* [Selected excerpt]
_____

April is also a month when, returning to TS Eliot’s words, we, his readers, can savor the “m”s and “d”s of mud and memory, death and desire. This isn’t about cruelty, it’s about life: Say the poem, and you can’t help but wake your mind and your mouth up a bit.

For me, poetry is all about this waking up. It’s about wanting to be awake inside language, feeling more alive in the face of mysterious, urgent lines like “Like the memory of a monarch landing / in the palm of the hand the summers end / contains no promise so its moment is held only briefly” (That’s Vievee Francis); or “I am an invention – dark alarm,/ Braierus’s hands striking the bells of my blood./ Whose toll am I?” (That’s Natalie Diaz.)

I love the urgent careening monologue in “Time hath, my Lord a wallet at his back/ in which to collect alms for oblivion.” (That’s Shakespeare, in “Troilus and Cressida.”) I am delighted to journey abroad in the lines, “I will arise and go now, and go to Innisfree” (That’s WB Yeats.)

One of the beautiful things about poems is that if you enter a poem that pleases you, you can travel with it quite a bit. “There is no Frigate like a Book” (That’s Emily Dickinson.) Indeed, even though Yeats, in his poem, never actually makes it to Innisfree (the poem ends in the very gray city in which it began) the words themselves fortify a wonderful imaginary perch. The beautiful voyage is made of air and sound. It’s the greenest (and safest) form of travel: Imagine a voyage powered purely by syllables. But it’s true: Poems can reroute your day. They help you assemble some new sense of the possible.

I know that a lot of people feel that they don’t get poems. Some people act as if they are afraid that they’ll be tested on the meaning of iambic pentameter, or they’ll have to say what the apple or the dagger symbolizes, and then it’s not fun anymore, because there’s some mad and stringent teacherly voice making it seem as if there’s a way get poems wrong.

_____

* [Information provided]
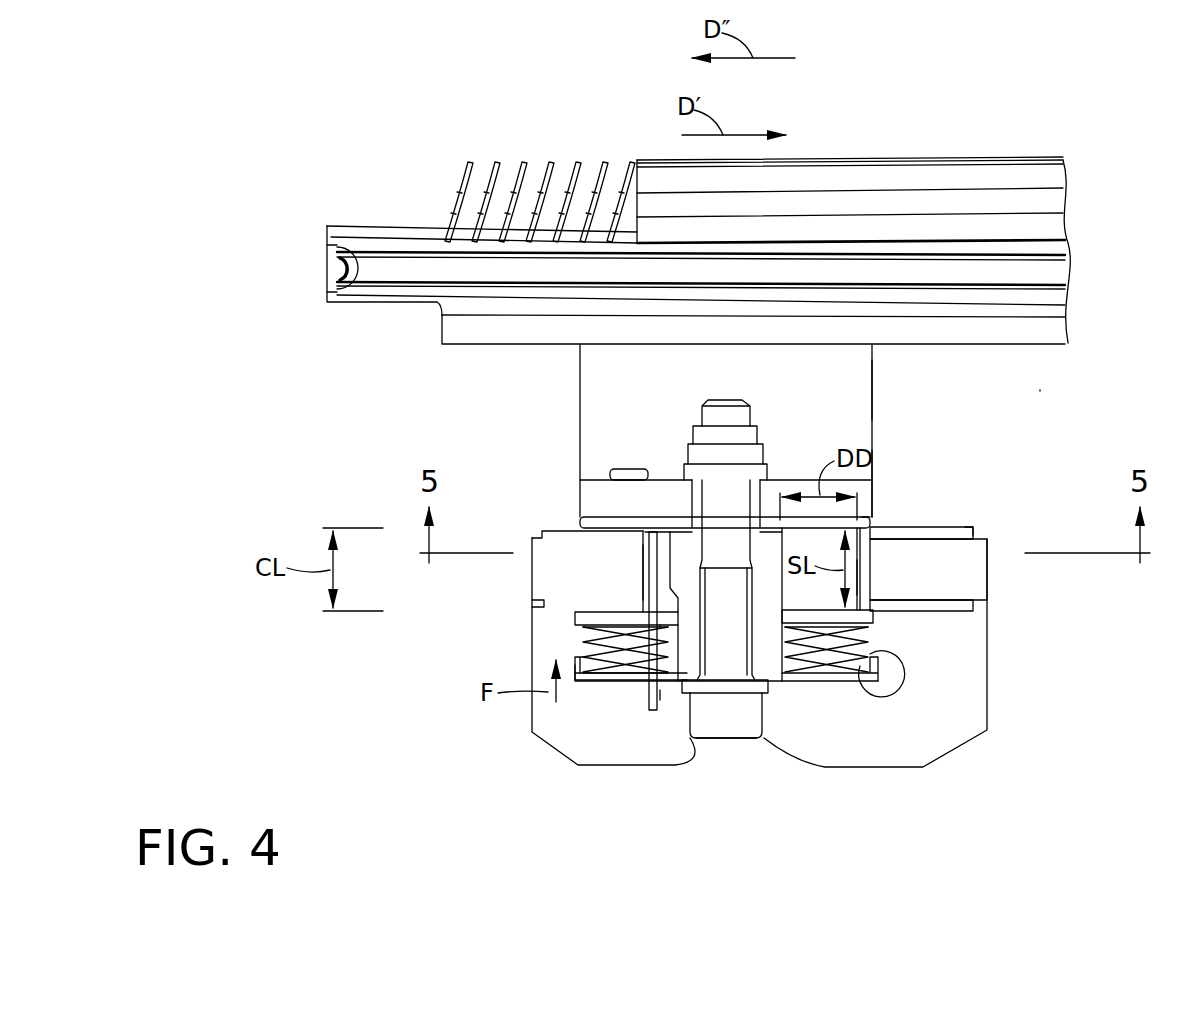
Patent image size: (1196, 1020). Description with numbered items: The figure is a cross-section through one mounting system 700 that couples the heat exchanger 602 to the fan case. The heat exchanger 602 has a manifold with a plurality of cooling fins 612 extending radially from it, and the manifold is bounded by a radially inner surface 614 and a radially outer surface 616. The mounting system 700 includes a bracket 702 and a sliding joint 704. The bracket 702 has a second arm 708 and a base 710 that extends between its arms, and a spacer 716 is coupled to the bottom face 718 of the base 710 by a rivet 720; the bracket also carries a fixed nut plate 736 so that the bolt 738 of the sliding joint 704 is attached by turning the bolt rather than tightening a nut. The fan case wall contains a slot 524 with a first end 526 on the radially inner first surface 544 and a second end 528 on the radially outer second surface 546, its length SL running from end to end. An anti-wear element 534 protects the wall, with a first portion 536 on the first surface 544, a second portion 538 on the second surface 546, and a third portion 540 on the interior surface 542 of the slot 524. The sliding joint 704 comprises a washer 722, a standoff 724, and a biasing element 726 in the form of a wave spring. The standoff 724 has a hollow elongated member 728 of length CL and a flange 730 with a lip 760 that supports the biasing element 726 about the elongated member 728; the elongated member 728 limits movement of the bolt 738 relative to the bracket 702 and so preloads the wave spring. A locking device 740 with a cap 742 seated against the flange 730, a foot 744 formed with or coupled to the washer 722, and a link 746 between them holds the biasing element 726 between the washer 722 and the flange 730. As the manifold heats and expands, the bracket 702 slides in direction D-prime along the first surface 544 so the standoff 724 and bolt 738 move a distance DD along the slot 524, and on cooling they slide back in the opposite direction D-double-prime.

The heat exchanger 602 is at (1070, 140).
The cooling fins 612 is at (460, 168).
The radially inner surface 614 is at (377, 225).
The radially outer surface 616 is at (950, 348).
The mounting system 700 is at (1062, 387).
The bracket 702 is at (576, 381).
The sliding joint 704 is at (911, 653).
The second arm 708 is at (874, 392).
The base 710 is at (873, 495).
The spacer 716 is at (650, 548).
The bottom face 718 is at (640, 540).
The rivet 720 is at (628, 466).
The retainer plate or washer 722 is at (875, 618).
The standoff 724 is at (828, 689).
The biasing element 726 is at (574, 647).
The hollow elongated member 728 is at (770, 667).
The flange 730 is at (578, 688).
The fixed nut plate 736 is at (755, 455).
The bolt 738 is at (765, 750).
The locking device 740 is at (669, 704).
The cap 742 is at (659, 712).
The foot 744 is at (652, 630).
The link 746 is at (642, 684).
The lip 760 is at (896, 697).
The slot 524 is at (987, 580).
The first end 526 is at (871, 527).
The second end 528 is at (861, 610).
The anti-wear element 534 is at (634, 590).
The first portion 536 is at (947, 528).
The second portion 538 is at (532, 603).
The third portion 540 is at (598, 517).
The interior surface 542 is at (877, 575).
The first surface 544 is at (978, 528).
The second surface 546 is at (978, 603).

_____

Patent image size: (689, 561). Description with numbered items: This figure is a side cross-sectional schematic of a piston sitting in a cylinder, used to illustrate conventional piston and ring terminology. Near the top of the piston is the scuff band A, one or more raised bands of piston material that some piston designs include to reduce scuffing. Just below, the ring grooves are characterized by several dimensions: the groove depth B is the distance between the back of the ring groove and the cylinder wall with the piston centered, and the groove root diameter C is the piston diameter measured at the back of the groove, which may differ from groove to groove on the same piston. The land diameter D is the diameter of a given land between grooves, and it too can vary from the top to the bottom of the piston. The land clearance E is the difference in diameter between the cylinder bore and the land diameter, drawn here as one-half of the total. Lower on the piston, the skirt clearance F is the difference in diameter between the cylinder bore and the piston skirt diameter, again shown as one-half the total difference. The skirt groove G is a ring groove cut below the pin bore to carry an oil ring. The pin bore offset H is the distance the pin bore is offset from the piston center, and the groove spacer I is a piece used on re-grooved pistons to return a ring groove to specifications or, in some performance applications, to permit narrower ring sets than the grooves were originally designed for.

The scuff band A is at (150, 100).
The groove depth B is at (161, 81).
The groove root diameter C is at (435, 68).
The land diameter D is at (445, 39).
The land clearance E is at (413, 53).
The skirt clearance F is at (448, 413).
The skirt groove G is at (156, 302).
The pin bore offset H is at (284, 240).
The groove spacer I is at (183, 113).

_____

* [Given problem 1]
Please copy the part of the poetry passage starting with "April is also" and going on through "(That’s Natalie Diaz.)".
* [Given problem 2]
In the poetry passage, which Shakespeare play is the line about "alms for oblivion" from?

* [Task solution 1]
April is also a month when, returning to TS Eliot’s words, we, his readers, can savor the “m”s and “d”s of mud and memory, death and desire. This isn’t about cruelty, it’s about life: Say the poem, and you can’t help but wake your mind and your mouth up a bit.

For me, poetry is all about this waking up. It’s about wanting to be awake inside language, feeling more alive in the face of mysterious, urgent lines like “Like the memory of a monarch landing / in the palm of the hand the summers end / contains no promise so its moment is held only briefly” (That’s Vievee Francis); or “I am an invention – dark alarm,/ Braierus’s hands striking the bells of my blood./ Whose toll am I?” (That’s Natalie Diaz.)

* [Task solution 2]
"Troilus and Cressida."